# Required task
Determine how many lines of the records include "Variable", and answer with the number alone.

# Given records
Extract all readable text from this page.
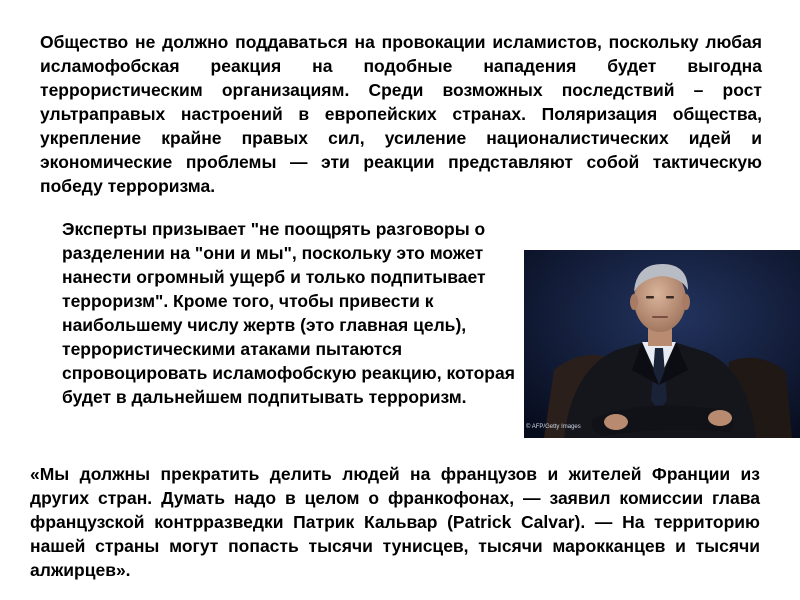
Общество не должно поддаваться на провокации исламистов, поскольку любая исламофобская реакция на подобные нападения будет выгодна террористическим организациям. Среди возможных последствий – рост ультраправых настроений в европейских странах. Поляризация общества, укрепление крайне правых сил, усиление националистических идей и экономические проблемы — эти реакции представляют собой тактическую победу терроризма.

Эксперты призывает "не поощрять разговоры о разделении на "они и мы", поскольку это может нанести огромный ущерб и только подпитывает терроризм". Кроме того, чтобы привести к наибольшему числу жертв (это главная цель), террористическими атаками пытаются спровоцировать исламофобскую реакцию, которая будет в дальнейшем подпитывать терроризм.

© AFP/Getty Images

«Мы должны прекратить делить людей на французов и жителей Франции из других стран. Думать надо в целом о франкофонах, — заявил комиссии глава французской контрразведки Патрик Кальвар (Patrick Calvar). — На территорию нашей страны могут попасть тысячи тунисцев, тысячи марокканцев и тысячи алжирцев».
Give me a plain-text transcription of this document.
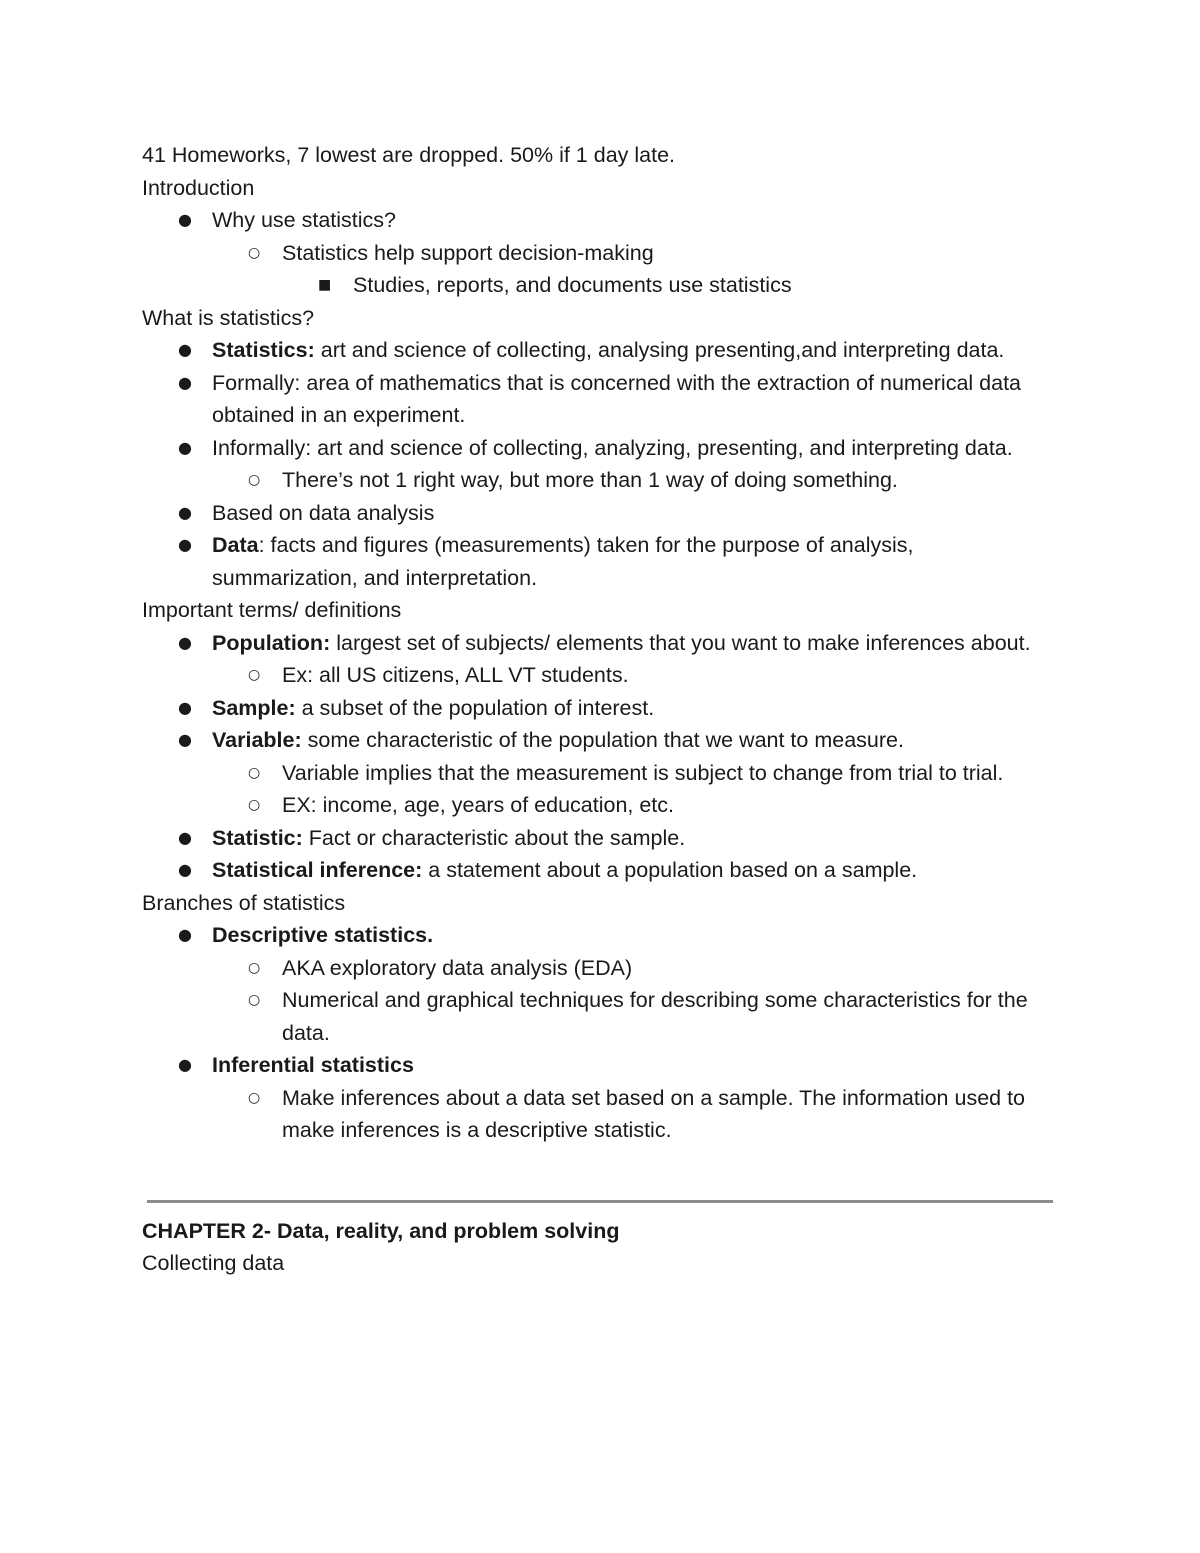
41 Homeworks, 7 lowest are dropped. 50% if 1 day late.

Introduction

● Why use statistics?
○ Statistics help support decision-making
■ Studies, reports, and documents use statistics

What is statistics?

● Statistics: art and science of collecting, analysing presenting,and interpreting data.
● Formally: area of mathematics that is concerned with the extraction of numerical data obtained in an experiment.
● Informally: art and science of collecting, analyzing, presenting, and interpreting data.
○ There’s not 1 right way, but more than 1 way of doing something.
● Based on data analysis
● Data: facts and figures (measurements) taken for the purpose of analysis, summarization, and interpretation.

Important terms/ definitions

● Population: largest set of subjects/ elements that you want to make inferences about.
○ Ex: all US citizens, ALL VT students.
● Sample: a subset of the population of interest.
● Variable: some characteristic of the population that we want to measure.
○ Variable implies that the measurement is subject to change from trial to trial.
○ EX: income, age, years of education, etc.
● Statistic: Fact or characteristic about the sample.
● Statistical inference: a statement about a population based on a sample.

Branches of statistics

● Descriptive statistics.
○ AKA exploratory data analysis (EDA)
○ Numerical and graphical techniques for describing some characteristics for the data.
● Inferential statistics
○ Make inferences about a data set based on a sample. The information used to make inferences is a descriptive statistic.

CHAPTER 2- Data, reality, and problem solving

Collecting data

# Reply
2